Copy out each line below exactly as it appears.

———

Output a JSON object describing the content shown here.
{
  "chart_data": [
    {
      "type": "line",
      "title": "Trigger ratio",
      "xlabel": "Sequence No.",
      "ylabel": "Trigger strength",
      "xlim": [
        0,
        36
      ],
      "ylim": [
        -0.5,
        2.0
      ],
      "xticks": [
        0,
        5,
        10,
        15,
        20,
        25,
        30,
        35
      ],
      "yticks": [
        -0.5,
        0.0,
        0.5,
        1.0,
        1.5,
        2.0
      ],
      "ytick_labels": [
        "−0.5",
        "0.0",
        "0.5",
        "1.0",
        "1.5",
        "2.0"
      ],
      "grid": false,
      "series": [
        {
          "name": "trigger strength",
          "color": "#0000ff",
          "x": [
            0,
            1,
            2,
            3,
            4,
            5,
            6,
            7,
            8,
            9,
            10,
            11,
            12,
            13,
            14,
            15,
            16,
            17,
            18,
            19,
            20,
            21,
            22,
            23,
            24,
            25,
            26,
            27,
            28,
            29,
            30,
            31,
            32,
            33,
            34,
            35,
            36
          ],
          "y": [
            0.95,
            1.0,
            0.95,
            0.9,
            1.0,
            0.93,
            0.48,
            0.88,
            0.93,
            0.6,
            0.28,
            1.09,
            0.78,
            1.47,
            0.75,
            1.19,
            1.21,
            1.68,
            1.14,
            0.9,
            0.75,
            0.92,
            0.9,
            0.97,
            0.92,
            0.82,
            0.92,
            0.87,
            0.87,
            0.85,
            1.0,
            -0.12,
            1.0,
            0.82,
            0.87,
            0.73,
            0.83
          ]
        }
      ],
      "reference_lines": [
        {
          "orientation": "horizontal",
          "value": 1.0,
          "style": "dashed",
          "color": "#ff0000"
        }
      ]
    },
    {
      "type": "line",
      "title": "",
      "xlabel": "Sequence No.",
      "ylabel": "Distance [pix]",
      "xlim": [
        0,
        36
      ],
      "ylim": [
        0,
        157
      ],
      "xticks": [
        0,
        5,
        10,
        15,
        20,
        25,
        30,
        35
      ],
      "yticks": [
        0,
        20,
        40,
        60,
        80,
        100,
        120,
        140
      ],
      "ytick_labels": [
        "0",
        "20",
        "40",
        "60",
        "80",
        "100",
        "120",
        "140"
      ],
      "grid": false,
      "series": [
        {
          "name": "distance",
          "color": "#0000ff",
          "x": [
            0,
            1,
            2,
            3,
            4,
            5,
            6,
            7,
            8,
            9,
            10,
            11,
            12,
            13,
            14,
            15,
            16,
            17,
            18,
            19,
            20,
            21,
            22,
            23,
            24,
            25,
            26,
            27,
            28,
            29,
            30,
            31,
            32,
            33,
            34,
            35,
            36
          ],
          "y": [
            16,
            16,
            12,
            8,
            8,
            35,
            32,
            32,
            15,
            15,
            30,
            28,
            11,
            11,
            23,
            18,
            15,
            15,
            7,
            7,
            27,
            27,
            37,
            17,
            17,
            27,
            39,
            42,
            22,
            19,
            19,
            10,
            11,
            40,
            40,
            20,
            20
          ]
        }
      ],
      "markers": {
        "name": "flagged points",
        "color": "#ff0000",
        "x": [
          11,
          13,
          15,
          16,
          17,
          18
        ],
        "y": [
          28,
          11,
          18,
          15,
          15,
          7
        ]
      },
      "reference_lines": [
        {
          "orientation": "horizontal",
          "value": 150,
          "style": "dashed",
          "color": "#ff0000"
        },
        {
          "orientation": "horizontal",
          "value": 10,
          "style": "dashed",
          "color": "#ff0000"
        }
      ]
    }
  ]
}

———

#### THE REPLY:
Output a JSON object describing the content shown here.
{
  "chart_data": [
    {
      "type": "line",
      "title": "Trigger ratio",
      "xlabel": "Sequence No.",
      "ylabel": "Trigger strength",
      "xlim": [
        0,
        36
      ],
      "ylim": [
        -0.5,
        2.0
      ],
      "xticks": [
        0,
        5,
        10,
        15,
        20,
        25,
        30,
        35
      ],
      "yticks": [
        -0.5,
        0.0,
        0.5,
        1.0,
        1.5,
        2.0
      ],
      "ytick_labels": [
        "−0.5",
        "0.0",
        "0.5",
        "1.0",
        "1.5",
        "2.0"
      ],
      "grid": false,
      "series": [
        {
          "name": "trigger strength",
          "color": "#0000ff",
          "x": [
            0,
            1,
            2,
            3,
            4,
            5,
            6,
            7,
            8,
            9,
            10,
            11,
            12,
            13,
            14,
            15,
            16,
            17,
            18,
            19,
            20,
            21,
            22,
            23,
            24,
            25,
            26,
            27,
            28,
            29,
            30,
            31,
            32,
            33,
            34,
            35,
            36
          ],
          "y": [
            0.95,
            1.0,
            0.95,
            0.9,
            1.0,
            0.93,
            0.48,
            0.88,
            0.93,
            0.6,
            0.28,
            1.09,
            0.78,
            1.47,
            0.75,
            1.19,
            1.21,
            1.68,
            1.14,
            0.9,
            0.75,
            0.92,
            0.9,
            0.97,
            0.92,
            0.82,
            0.92,
            0.87,
            0.87,
            0.85,
            1.0,
            -0.12,
            1.0,
            0.82,
            0.87,
            0.73,
            0.83
          ]
        }
      ],
      "reference_lines": [
        {
          "orientation": "horizontal",
          "value": 1.0,
          "style": "dashed",
          "color": "#ff0000"
        }
      ]
    },
    {
      "type": "line",
      "title": "",
      "xlabel": "Sequence No.",
      "ylabel": "Distance [pix]",
      "xlim": [
        0,
        36
      ],
      "ylim": [
        0,
        157
      ],
      "xticks": [
        0,
        5,
        10,
        15,
        20,
        25,
        30,
        35
      ],
      "yticks": [
        0,
        20,
        40,
        60,
        80,
        100,
        120,
        140
      ],
      "ytick_labels": [
        "0",
        "20",
        "40",
        "60",
        "80",
        "100",
        "120",
        "140"
      ],
      "grid": false,
      "series": [
        {
          "name": "distance",
          "color": "#0000ff",
          "x": [
            0,
            1,
            2,
            3,
            4,
            5,
            6,
            7,
            8,
            9,
            10,
            11,
            12,
            13,
            14,
            15,
            16,
            17,
            18,
            19,
            20,
            21,
            22,
            23,
            24,
            25,
            26,
            27,
            28,
            29,
            30,
            31,
            32,
            33,
            34,
            35,
            36
          ],
          "y": [
            16,
            16,
            12,
            8,
            8,
            35,
            32,
            32,
            15,
            15,
            30,
            28,
            11,
            11,
            23,
            18,
            15,
            15,
            7,
            7,
            27,
            27,
            37,
            17,
            17,
            27,
            39,
            42,
            22,
            19,
            19,
            10,
            11,
            40,
            40,
            20,
            20
          ]
        }
      ],
      "markers": {
        "name": "flagged points",
        "color": "#ff0000",
        "x": [
          11,
          13,
          15,
          16,
          17,
          18
        ],
        "y": [
          28,
          11,
          18,
          15,
          15,
          7
        ]
      },
      "reference_lines": [
        {
          "orientation": "horizontal",
          "value": 150,
          "style": "dashed",
          "color": "#ff0000"
        },
        {
          "orientation": "horizontal",
          "value": 10,
          "style": "dashed",
          "color": "#ff0000"
        }
      ]
    }
  ]
}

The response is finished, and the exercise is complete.